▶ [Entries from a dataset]
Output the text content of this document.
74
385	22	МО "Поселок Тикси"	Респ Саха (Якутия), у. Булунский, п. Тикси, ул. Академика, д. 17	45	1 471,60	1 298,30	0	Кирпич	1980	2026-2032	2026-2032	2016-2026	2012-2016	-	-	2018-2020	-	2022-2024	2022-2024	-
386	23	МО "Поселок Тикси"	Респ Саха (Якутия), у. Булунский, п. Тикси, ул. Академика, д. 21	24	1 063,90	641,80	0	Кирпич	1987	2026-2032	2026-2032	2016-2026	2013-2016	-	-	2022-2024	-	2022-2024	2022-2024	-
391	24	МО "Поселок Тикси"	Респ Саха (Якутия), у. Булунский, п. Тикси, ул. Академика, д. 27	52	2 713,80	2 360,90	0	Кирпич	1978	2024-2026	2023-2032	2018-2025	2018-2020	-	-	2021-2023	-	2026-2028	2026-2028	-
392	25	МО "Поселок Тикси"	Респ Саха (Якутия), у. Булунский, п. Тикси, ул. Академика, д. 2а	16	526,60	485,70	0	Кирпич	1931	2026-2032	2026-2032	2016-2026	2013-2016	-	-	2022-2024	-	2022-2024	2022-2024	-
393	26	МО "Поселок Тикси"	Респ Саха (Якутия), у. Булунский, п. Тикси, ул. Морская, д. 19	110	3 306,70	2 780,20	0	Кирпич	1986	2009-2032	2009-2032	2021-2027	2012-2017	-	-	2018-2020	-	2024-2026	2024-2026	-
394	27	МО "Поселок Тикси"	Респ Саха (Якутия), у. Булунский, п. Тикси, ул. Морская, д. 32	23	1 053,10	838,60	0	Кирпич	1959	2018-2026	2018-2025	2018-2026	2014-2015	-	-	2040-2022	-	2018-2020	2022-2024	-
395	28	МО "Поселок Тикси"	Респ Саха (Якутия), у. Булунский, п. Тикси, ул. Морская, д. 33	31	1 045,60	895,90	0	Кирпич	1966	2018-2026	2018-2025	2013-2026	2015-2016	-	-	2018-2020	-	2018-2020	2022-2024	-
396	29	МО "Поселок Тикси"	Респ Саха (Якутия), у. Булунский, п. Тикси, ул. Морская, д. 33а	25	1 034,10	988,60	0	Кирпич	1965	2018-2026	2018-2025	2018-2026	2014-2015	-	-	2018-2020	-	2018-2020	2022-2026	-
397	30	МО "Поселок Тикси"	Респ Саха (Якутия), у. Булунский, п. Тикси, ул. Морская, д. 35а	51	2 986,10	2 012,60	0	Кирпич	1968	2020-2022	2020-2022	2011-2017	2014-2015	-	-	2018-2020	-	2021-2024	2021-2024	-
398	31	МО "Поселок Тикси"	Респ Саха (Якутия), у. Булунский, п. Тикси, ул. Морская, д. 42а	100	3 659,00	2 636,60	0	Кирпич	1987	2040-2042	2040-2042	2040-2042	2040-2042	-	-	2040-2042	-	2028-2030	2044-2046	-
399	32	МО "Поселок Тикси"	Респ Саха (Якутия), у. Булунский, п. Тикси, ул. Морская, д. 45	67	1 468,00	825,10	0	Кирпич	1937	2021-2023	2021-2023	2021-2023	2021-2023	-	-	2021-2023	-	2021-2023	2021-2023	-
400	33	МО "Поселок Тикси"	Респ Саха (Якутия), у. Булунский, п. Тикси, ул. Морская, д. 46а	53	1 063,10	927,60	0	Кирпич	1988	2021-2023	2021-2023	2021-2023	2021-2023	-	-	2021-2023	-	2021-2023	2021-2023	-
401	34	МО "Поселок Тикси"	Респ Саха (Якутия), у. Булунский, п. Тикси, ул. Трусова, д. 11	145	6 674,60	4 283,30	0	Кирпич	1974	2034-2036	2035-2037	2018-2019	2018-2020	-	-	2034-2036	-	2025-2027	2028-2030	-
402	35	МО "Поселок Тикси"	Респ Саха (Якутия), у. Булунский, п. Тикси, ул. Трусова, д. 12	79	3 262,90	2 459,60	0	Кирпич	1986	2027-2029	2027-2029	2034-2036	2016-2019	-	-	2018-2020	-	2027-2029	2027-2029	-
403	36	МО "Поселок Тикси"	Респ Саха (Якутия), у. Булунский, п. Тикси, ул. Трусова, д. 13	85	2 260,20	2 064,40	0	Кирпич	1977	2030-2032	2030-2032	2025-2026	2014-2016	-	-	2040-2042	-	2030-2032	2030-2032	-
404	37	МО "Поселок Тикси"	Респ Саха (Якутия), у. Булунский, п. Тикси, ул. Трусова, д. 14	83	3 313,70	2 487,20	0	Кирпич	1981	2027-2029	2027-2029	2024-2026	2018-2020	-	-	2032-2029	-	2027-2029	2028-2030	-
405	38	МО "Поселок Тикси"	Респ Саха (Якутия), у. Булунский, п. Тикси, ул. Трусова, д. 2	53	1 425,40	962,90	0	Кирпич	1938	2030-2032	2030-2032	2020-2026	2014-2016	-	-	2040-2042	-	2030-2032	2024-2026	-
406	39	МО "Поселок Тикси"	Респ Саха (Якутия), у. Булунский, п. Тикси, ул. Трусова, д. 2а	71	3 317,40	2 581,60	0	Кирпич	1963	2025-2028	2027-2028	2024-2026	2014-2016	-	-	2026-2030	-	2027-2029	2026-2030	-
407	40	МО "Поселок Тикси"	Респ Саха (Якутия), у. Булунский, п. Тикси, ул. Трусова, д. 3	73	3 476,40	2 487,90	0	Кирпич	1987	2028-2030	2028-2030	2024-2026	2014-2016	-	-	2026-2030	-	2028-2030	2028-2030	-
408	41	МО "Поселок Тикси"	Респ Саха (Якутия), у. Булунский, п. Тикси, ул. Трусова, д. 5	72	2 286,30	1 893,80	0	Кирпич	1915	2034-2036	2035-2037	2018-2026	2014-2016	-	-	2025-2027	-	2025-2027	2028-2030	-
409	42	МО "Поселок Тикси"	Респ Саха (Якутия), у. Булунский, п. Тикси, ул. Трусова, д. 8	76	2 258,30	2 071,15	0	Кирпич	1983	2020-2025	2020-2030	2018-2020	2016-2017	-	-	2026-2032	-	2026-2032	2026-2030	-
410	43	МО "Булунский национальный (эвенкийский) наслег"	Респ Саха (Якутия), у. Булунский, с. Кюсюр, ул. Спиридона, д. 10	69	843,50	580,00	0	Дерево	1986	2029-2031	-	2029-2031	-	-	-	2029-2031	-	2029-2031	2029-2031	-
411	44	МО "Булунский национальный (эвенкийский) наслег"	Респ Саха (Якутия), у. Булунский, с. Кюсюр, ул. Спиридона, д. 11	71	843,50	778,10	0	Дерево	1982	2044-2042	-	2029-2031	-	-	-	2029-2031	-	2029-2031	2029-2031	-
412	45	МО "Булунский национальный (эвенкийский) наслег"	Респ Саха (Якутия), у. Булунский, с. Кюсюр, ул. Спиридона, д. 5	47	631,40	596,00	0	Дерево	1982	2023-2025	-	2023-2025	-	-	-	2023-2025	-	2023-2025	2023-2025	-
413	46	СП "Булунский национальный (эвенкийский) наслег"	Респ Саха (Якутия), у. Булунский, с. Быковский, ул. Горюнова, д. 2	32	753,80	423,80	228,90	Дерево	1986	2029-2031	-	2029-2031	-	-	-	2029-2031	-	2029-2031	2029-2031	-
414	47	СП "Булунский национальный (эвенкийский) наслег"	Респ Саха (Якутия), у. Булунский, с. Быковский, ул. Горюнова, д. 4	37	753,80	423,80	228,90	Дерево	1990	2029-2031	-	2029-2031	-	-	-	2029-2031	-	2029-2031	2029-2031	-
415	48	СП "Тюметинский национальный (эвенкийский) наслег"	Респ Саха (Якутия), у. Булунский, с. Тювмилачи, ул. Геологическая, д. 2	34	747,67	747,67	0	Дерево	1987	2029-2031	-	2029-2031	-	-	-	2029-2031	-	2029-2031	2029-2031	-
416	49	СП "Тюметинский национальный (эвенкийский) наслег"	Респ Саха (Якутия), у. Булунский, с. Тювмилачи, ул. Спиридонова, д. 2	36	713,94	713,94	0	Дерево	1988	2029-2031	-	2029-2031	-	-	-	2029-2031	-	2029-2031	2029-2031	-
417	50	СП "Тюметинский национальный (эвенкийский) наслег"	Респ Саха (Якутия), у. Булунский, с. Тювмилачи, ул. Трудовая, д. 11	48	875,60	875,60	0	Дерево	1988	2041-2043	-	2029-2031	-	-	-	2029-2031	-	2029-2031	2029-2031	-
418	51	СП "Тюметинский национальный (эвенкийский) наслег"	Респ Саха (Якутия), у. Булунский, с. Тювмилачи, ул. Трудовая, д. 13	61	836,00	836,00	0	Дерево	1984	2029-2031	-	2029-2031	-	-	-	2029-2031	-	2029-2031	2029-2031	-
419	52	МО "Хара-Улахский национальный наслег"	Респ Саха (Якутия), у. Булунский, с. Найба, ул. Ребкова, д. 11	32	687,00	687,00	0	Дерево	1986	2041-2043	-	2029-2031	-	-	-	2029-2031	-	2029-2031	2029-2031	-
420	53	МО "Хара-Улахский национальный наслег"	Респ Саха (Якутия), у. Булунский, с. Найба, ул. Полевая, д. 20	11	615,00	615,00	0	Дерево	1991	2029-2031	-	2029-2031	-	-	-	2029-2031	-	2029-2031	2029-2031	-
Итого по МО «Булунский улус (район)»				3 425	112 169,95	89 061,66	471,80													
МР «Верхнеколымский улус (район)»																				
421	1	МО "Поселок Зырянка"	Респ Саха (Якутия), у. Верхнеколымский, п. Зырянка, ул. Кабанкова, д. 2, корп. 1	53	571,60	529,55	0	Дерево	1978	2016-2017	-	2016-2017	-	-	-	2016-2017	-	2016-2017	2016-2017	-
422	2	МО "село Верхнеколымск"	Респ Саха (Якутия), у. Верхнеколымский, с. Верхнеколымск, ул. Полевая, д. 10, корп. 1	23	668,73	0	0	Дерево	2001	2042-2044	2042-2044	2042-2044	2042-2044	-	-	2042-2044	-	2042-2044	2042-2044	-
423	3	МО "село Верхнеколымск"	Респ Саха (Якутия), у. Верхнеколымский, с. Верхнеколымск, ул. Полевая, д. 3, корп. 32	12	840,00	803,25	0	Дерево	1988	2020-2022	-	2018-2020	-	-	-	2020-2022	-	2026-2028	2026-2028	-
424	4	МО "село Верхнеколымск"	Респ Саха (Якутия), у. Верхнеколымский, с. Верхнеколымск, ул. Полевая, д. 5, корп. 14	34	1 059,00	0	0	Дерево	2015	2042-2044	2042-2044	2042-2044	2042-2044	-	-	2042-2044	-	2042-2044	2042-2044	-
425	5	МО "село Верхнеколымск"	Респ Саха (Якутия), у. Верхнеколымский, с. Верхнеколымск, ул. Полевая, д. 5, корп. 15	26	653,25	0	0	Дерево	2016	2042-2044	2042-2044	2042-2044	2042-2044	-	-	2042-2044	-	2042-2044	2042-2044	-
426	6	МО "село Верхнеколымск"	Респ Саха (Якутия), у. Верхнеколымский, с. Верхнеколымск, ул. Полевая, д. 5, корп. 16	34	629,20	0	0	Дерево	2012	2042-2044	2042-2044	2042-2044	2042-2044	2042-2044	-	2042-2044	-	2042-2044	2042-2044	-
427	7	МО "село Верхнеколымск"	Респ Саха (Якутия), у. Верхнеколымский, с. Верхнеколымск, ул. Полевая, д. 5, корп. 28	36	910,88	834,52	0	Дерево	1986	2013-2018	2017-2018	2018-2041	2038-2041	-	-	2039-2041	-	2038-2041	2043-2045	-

▶ [Written problem] Of all the lines in the data above, state how many include "Трудовая". Say only the number.

▶ [Complete response] 2